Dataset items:
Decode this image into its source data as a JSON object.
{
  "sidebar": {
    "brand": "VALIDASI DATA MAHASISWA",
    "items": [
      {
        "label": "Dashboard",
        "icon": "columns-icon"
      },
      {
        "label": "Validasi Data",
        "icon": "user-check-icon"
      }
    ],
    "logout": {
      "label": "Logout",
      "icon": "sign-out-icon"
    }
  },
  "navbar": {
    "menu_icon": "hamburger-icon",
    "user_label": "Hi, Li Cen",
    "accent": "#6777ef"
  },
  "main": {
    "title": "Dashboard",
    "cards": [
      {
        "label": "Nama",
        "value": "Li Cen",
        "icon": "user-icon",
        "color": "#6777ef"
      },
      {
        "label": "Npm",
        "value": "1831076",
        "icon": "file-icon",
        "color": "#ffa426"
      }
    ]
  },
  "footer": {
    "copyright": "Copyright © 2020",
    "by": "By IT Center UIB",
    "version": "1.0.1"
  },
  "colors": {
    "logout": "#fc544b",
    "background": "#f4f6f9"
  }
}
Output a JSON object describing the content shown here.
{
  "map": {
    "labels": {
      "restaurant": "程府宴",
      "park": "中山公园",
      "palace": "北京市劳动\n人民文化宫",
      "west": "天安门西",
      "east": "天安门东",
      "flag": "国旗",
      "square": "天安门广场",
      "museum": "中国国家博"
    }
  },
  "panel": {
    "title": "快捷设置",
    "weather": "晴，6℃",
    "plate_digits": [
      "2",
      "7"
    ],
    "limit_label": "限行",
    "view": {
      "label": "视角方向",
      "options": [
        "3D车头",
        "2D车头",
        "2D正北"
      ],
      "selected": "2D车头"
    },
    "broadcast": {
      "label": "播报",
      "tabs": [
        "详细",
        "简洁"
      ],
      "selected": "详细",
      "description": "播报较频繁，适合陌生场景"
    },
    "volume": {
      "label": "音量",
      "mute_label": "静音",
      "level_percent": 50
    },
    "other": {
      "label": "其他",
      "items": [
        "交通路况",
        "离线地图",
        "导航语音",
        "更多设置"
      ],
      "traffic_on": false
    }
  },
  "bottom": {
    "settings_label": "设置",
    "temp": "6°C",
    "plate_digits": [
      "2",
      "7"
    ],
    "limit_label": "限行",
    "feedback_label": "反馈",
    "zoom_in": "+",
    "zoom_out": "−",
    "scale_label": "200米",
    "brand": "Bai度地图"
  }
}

WHAT IS BEING ASKED: Every line of the data above should be copied exactly.

FULL OUTPUT:
Decode this image into its source data as a JSON object.
{
  "sidebar": {
    "brand": "VALIDASI DATA MAHASISWA",
    "items": [
      {
        "label": "Dashboard",
        "icon": "columns-icon"
      },
      {
        "label": "Validasi Data",
        "icon": "user-check-icon"
      }
    ],
    "logout": {
      "label": "Logout",
      "icon": "sign-out-icon"
    }
  },
  "navbar": {
    "menu_icon": "hamburger-icon",
    "user_label": "Hi, Li Cen",
    "accent": "#6777ef"
  },
  "main": {
    "title": "Dashboard",
    "cards": [
      {
        "label": "Nama",
        "value": "Li Cen",
        "icon": "user-icon",
        "color": "#6777ef"
      },
      {
        "label": "Npm",
        "value": "1831076",
        "icon": "file-icon",
        "color": "#ffa426"
      }
    ]
  },
  "footer": {
    "copyright": "Copyright © 2020",
    "by": "By IT Center UIB",
    "version": "1.0.1"
  },
  "colors": {
    "logout": "#fc544b",
    "background": "#f4f6f9"
  }
}
Output a JSON object describing the content shown here.
{
  "map": {
    "labels": {
      "restaurant": "程府宴",
      "park": "中山公园",
      "palace": "北京市劳动\n人民文化宫",
      "west": "天安门西",
      "east": "天安门东",
      "flag": "国旗",
      "square": "天安门广场",
      "museum": "中国国家博"
    }
  },
  "panel": {
    "title": "快捷设置",
    "weather": "晴，6℃",
    "plate_digits": [
      "2",
      "7"
    ],
    "limit_label": "限行",
    "view": {
      "label": "视角方向",
      "options": [
        "3D车头",
        "2D车头",
        "2D正北"
      ],
      "selected": "2D车头"
    },
    "broadcast": {
      "label": "播报",
      "tabs": [
        "详细",
        "简洁"
      ],
      "selected": "详细",
      "description": "播报较频繁，适合陌生场景"
    },
    "volume": {
      "label": "音量",
      "mute_label": "静音",
      "level_percent": 50
    },
    "other": {
      "label": "其他",
      "items": [
        "交通路况",
        "离线地图",
        "导航语音",
        "更多设置"
      ],
      "traffic_on": false
    }
  },
  "bottom": {
    "settings_label": "设置",
    "temp": "6°C",
    "plate_digits": [
      "2",
      "7"
    ],
    "limit_label": "限行",
    "feedback_label": "反馈",
    "zoom_in": "+",
    "zoom_out": "−",
    "scale_label": "200米",
    "brand": "Bai度地图"
  }
}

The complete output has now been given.